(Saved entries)
• • •

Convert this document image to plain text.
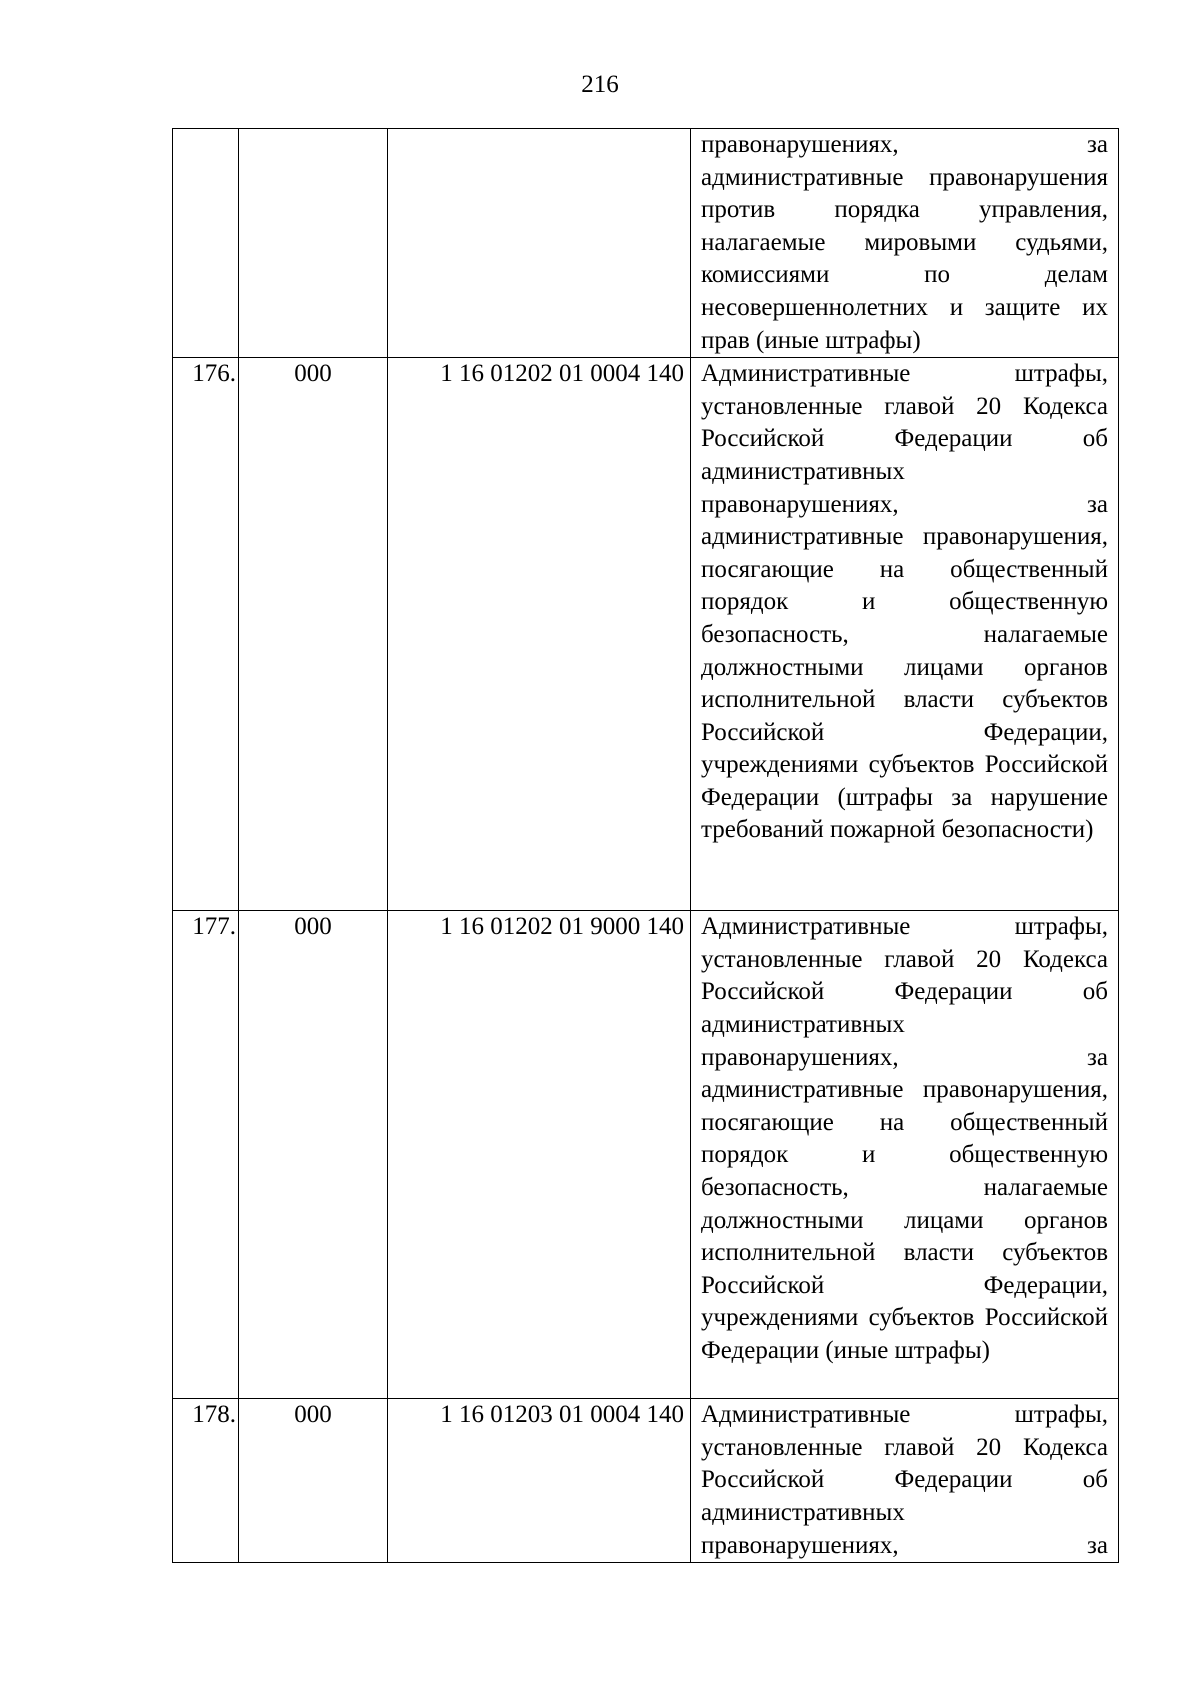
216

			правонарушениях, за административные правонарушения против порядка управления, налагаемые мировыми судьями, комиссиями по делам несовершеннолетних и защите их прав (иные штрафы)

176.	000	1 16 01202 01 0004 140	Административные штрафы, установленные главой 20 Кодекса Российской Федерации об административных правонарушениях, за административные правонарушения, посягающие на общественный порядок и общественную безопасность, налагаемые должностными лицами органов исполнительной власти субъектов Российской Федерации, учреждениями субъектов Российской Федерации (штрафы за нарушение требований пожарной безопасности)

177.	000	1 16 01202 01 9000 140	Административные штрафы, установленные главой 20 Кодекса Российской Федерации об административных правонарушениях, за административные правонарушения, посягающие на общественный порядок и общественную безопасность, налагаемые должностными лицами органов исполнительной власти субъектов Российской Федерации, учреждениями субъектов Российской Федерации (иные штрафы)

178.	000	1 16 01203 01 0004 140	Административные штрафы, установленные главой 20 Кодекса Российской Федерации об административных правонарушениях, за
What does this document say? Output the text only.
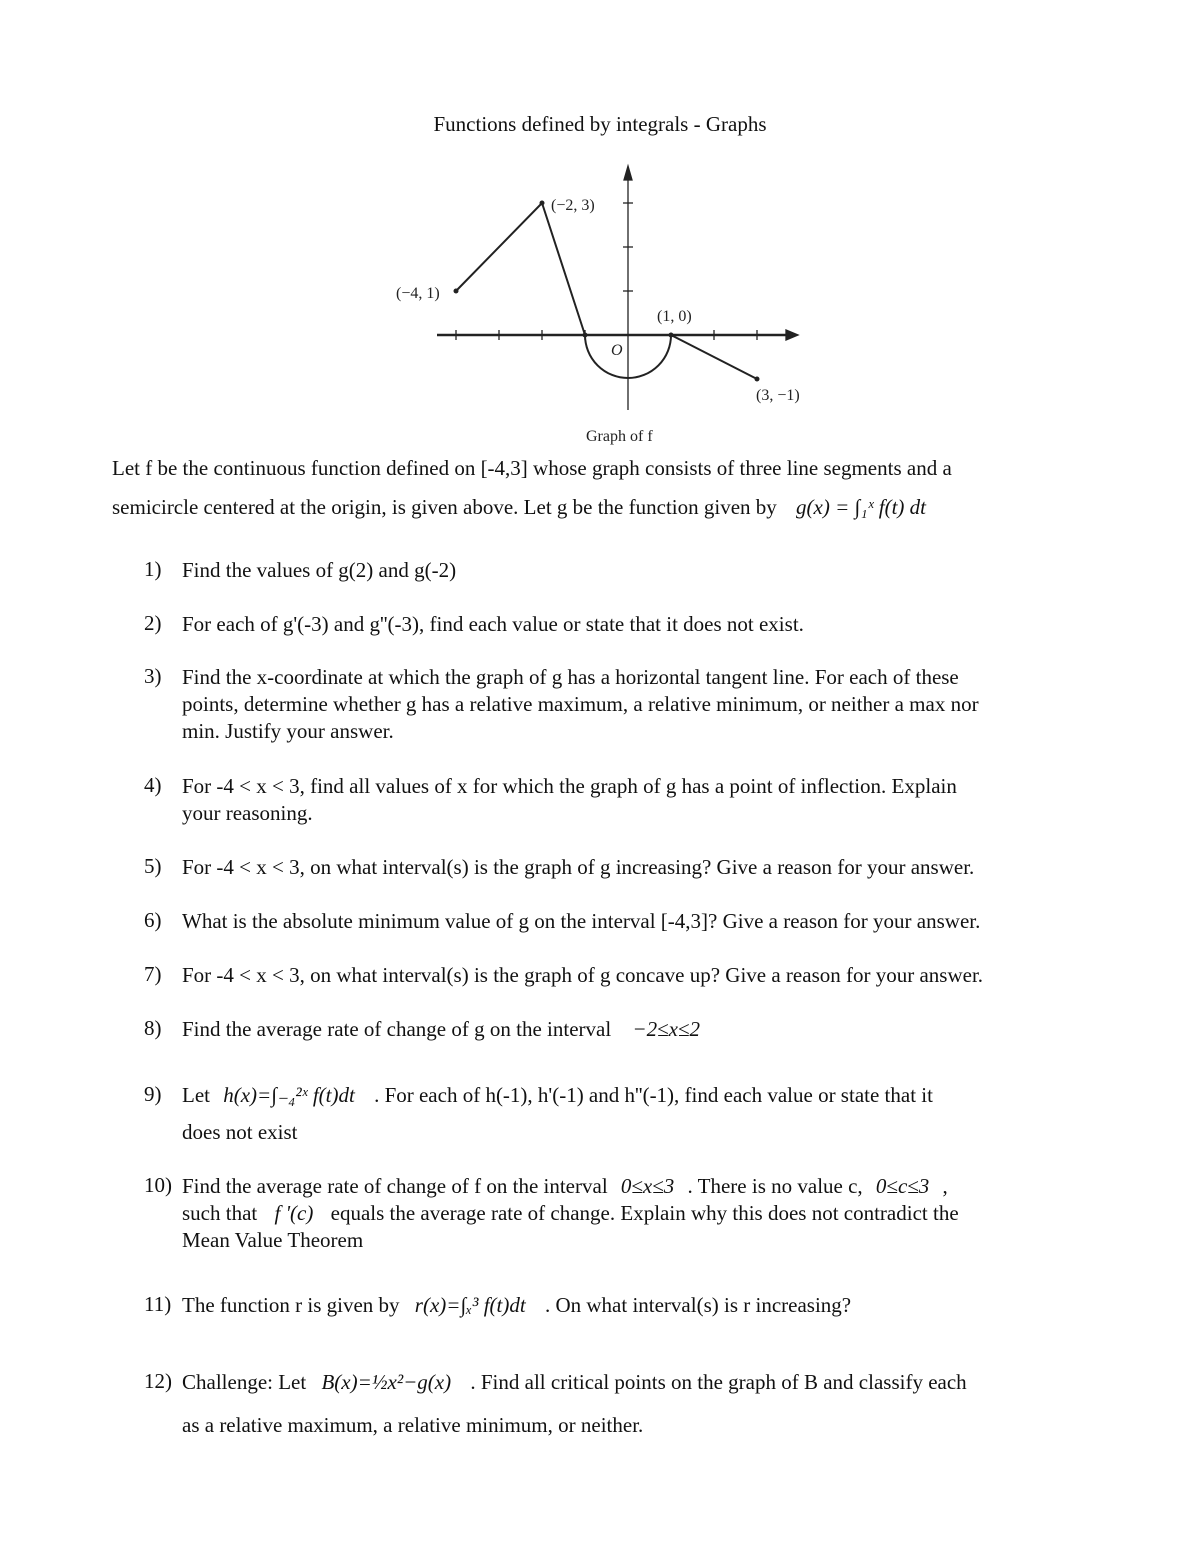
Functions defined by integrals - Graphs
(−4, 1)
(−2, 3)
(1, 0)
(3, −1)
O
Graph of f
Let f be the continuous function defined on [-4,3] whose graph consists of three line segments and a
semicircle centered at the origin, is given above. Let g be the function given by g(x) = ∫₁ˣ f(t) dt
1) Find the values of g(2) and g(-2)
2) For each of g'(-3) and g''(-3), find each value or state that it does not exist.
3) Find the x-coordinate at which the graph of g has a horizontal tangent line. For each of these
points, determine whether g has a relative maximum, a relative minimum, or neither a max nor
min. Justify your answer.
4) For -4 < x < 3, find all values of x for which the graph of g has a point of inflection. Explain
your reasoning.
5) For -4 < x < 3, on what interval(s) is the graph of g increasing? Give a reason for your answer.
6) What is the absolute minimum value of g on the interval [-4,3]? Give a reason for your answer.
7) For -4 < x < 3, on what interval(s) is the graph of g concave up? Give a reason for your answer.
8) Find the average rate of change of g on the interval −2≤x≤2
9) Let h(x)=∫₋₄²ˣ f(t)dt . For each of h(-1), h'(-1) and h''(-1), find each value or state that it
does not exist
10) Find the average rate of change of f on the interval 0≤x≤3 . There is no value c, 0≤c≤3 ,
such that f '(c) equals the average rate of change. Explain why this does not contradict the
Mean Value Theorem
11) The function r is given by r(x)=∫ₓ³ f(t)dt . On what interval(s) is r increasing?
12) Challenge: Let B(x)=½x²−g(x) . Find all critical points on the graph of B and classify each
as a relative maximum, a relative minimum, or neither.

• • •

Pull out each line containing the word "which" and copy it.

3) Find the x-coordinate at which the graph of g has a horizontal tangent line. For each of these
4) For -4 < x < 3, find all values of x for which the graph of g has a point of inflection. Explain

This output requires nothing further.